Dataset excerpts
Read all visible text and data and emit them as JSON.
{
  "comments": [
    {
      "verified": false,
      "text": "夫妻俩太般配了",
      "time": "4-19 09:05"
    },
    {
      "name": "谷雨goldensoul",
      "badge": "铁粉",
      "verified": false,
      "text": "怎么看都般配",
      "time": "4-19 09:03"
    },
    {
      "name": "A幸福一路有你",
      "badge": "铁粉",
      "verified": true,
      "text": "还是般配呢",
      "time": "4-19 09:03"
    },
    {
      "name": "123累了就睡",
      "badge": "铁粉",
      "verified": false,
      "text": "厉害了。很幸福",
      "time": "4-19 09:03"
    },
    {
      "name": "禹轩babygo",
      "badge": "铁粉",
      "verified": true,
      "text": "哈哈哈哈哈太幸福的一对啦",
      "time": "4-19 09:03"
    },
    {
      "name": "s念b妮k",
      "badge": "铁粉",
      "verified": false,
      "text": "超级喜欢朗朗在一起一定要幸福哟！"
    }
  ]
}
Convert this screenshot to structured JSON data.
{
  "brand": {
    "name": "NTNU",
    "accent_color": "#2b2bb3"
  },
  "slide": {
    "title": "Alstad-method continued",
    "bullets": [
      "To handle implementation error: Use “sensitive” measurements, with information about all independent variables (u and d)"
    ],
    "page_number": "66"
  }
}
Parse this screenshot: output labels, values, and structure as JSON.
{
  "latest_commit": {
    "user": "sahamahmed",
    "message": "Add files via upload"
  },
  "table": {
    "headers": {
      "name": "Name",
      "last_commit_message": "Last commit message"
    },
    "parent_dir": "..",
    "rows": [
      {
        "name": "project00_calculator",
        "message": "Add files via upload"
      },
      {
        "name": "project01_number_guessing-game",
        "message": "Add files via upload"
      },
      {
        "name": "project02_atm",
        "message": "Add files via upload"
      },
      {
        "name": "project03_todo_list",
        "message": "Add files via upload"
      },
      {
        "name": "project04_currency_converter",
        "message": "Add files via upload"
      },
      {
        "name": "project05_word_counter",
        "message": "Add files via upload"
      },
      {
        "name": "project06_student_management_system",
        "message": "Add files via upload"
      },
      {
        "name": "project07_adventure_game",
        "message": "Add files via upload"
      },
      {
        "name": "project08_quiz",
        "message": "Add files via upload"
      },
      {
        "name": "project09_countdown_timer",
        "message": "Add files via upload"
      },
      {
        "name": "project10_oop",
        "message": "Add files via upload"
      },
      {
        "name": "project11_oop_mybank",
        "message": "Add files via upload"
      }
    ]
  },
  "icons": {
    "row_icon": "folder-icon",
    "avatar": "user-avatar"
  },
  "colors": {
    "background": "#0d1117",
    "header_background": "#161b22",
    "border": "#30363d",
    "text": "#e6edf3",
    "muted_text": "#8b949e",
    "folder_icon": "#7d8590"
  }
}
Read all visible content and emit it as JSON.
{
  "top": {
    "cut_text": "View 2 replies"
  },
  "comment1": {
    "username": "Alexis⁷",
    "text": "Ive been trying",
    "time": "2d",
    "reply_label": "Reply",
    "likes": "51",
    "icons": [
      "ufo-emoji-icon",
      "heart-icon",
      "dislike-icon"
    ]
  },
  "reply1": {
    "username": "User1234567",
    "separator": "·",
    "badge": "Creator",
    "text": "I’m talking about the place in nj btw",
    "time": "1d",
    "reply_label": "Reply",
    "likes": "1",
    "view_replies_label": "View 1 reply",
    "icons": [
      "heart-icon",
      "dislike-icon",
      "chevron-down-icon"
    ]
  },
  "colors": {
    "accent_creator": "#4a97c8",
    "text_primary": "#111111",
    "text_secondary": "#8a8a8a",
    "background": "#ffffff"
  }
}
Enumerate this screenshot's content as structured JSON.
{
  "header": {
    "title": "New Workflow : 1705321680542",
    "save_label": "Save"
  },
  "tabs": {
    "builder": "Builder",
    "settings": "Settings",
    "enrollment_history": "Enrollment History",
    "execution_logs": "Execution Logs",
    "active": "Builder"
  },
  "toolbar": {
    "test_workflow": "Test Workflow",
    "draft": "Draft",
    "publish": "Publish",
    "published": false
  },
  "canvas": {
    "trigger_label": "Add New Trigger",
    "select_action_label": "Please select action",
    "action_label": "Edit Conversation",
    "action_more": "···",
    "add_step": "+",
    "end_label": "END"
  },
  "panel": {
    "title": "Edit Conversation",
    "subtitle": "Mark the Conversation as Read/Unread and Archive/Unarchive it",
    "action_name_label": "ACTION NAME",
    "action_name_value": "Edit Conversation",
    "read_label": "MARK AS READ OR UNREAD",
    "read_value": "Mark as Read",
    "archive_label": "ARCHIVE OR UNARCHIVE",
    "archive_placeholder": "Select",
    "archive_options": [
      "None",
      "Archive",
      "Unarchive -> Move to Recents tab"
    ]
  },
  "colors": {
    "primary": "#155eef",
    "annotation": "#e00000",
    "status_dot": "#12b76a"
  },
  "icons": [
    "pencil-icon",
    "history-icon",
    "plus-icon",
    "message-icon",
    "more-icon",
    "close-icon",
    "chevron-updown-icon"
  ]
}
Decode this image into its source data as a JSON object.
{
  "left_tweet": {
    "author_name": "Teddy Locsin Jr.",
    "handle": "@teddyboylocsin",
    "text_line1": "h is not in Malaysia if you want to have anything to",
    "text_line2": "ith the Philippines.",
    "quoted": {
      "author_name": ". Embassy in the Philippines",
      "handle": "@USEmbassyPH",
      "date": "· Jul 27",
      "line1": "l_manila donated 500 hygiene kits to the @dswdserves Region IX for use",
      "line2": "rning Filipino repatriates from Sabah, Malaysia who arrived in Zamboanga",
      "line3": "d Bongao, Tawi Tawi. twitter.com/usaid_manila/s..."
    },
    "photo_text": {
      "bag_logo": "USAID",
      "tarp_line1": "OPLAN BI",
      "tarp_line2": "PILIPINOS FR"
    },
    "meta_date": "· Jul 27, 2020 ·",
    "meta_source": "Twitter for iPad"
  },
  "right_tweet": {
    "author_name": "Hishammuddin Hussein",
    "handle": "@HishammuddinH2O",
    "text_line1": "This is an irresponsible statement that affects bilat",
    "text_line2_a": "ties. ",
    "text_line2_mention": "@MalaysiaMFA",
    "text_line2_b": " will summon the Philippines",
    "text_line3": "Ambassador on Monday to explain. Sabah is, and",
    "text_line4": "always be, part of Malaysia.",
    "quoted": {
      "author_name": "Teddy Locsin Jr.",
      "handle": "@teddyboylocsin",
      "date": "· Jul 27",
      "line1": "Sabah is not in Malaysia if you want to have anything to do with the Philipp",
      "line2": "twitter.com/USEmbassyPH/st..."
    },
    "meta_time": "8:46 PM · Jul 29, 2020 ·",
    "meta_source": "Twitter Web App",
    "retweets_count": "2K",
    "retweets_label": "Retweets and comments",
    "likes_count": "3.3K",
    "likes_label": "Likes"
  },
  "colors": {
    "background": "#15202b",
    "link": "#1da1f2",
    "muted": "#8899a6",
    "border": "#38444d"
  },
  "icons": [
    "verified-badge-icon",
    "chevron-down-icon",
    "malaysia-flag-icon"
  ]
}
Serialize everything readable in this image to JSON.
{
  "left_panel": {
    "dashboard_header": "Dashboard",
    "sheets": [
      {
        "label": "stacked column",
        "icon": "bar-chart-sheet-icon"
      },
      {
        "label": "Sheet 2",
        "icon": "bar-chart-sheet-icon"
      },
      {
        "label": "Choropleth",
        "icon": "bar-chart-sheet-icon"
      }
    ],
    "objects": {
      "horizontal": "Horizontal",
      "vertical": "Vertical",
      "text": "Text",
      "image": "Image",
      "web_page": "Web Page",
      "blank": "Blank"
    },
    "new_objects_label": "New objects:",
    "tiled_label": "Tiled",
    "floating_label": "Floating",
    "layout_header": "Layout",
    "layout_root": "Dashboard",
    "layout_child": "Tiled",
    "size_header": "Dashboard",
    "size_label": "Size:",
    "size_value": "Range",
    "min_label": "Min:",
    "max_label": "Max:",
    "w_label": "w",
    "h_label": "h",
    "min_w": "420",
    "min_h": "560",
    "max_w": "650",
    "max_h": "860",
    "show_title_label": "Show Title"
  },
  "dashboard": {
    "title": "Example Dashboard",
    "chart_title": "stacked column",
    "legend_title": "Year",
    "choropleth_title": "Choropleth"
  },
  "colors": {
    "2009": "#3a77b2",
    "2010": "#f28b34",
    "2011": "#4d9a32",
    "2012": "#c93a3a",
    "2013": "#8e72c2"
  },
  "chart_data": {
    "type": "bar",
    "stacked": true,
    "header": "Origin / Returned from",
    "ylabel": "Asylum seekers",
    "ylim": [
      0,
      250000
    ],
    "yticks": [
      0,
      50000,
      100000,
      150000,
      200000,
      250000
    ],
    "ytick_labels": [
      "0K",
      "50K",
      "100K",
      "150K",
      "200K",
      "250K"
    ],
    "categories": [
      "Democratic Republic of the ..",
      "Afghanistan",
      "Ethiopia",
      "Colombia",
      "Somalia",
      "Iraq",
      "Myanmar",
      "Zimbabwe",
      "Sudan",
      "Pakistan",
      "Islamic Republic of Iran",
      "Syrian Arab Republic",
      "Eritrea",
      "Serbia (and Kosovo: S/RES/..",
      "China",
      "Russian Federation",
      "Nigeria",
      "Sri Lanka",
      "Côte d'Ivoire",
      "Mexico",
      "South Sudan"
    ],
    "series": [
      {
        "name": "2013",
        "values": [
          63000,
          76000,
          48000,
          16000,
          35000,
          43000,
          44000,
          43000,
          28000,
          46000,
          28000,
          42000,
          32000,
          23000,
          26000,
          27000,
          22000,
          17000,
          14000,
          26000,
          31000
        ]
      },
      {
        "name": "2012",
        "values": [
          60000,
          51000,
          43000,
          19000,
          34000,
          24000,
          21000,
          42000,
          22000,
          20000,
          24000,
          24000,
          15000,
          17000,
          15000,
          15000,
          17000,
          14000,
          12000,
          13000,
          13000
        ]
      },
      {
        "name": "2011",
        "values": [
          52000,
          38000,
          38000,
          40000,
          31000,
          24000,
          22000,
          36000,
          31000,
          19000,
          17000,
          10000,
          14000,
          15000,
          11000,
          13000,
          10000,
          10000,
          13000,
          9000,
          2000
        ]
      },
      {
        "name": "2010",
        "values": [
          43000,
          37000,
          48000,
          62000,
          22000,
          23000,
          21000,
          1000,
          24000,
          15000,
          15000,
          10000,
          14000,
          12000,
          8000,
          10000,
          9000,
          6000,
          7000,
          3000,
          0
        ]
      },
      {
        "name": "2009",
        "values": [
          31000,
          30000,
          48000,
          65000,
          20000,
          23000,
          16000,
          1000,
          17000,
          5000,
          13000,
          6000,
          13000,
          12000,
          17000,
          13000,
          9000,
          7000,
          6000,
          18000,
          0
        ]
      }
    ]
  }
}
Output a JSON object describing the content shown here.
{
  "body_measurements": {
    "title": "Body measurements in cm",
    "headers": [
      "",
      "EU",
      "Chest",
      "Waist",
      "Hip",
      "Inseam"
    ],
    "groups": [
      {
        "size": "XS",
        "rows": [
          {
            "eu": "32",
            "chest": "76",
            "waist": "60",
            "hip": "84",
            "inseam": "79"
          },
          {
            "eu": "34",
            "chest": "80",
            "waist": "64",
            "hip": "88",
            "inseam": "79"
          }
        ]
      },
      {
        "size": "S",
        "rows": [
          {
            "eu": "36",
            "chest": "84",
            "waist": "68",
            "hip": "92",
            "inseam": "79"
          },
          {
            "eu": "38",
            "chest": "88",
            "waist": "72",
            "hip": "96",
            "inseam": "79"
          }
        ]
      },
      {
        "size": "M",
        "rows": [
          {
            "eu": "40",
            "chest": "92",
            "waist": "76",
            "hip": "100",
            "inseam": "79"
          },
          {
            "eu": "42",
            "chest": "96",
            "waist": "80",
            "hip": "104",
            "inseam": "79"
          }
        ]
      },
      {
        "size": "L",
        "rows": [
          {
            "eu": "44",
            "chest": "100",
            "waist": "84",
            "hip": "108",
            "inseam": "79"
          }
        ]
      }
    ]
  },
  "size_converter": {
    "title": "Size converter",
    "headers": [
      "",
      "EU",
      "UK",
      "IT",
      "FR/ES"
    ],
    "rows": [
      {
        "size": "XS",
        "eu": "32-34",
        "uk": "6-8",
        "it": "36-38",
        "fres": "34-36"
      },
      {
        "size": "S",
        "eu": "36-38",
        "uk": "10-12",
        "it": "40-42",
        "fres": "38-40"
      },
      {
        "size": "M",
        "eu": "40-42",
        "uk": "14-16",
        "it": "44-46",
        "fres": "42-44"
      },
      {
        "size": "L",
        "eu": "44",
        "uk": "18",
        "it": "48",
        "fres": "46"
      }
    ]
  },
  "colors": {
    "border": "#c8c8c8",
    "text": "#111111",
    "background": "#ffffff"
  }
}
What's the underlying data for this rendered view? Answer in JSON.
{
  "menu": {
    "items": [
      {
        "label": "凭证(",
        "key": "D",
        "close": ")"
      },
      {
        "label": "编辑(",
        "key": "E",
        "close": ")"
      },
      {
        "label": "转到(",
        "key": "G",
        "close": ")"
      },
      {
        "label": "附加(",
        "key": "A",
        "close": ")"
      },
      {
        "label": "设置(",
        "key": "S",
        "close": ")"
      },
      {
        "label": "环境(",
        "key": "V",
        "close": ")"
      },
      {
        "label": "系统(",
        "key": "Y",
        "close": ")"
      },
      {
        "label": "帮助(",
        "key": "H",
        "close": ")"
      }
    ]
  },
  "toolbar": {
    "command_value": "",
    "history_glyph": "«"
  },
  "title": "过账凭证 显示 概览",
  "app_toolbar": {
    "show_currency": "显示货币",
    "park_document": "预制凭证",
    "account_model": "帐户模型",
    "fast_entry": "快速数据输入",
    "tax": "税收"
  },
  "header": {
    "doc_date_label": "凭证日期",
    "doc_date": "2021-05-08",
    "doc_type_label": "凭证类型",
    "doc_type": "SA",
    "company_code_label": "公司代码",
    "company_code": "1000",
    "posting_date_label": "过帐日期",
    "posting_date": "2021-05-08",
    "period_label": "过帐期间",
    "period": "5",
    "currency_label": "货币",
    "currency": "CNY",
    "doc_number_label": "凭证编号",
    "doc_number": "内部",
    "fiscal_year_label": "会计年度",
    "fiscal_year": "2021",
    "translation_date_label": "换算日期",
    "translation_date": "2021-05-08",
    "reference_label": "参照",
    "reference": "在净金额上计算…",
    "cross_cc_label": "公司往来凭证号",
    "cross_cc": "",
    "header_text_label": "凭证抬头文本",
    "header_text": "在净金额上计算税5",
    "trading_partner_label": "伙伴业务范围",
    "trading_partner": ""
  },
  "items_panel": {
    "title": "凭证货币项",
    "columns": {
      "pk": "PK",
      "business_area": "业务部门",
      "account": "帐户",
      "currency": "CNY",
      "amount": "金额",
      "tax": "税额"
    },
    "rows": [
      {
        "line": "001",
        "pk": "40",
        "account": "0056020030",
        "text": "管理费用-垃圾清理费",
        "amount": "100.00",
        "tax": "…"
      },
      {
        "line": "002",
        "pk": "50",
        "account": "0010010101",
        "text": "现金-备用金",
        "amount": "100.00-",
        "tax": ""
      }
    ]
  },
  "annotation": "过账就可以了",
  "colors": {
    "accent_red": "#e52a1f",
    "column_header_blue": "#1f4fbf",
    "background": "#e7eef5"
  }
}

(Directions) Reply with the number of lines in the material above that contain "amount", and nothing more.

(Result for this task) 3